* [WHAT IS ASKED]:
In the data below, find every line with the string "from" and pull it out.

* [GIVEN RECORDS]:
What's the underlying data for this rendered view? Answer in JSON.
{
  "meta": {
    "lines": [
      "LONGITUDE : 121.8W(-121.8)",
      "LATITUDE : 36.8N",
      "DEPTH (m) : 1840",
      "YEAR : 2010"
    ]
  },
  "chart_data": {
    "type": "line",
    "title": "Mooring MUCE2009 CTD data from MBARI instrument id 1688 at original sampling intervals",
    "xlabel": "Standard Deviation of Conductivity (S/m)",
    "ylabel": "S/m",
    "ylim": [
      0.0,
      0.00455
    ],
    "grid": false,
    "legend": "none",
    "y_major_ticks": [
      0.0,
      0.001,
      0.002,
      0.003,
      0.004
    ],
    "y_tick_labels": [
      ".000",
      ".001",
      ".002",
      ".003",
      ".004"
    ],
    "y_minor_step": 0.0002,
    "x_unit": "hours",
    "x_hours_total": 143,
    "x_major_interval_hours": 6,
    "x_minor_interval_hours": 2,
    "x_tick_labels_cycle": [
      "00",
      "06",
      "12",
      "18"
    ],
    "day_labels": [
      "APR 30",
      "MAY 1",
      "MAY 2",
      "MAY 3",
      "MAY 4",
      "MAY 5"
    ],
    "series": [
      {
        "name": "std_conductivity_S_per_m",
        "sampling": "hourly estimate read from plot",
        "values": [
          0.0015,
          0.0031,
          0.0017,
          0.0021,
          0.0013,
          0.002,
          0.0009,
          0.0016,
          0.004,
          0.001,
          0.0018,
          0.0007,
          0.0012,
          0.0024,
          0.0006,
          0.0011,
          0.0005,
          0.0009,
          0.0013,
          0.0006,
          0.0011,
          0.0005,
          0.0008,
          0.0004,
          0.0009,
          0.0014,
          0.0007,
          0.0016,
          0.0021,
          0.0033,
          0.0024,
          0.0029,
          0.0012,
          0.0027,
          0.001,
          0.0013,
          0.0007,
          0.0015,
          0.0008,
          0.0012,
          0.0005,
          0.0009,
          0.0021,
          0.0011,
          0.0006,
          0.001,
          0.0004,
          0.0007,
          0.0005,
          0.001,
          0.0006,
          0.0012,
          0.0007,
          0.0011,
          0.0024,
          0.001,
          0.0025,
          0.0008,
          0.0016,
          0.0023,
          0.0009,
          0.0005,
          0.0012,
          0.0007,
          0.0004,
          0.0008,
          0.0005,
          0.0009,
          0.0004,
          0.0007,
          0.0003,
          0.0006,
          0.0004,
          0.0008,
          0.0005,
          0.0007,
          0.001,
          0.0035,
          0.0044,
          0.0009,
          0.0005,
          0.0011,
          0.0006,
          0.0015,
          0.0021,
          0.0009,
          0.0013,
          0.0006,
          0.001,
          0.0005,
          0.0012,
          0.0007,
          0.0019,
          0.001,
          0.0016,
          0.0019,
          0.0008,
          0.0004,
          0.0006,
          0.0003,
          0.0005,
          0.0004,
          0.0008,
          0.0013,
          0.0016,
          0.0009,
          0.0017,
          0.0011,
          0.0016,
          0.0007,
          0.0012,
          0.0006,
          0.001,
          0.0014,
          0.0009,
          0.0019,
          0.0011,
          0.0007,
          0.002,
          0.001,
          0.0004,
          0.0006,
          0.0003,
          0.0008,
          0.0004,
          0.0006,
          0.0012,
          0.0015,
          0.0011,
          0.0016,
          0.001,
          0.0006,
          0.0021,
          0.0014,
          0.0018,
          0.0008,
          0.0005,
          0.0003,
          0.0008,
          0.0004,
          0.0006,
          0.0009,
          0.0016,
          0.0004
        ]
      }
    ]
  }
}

* [EXERCISE RESPONSE]:
    "title": "Mooring MUCE2009 CTD data from MBARI instrument id 1688 at original sampling intervals",
        "sampling": "hourly estimate read from plot",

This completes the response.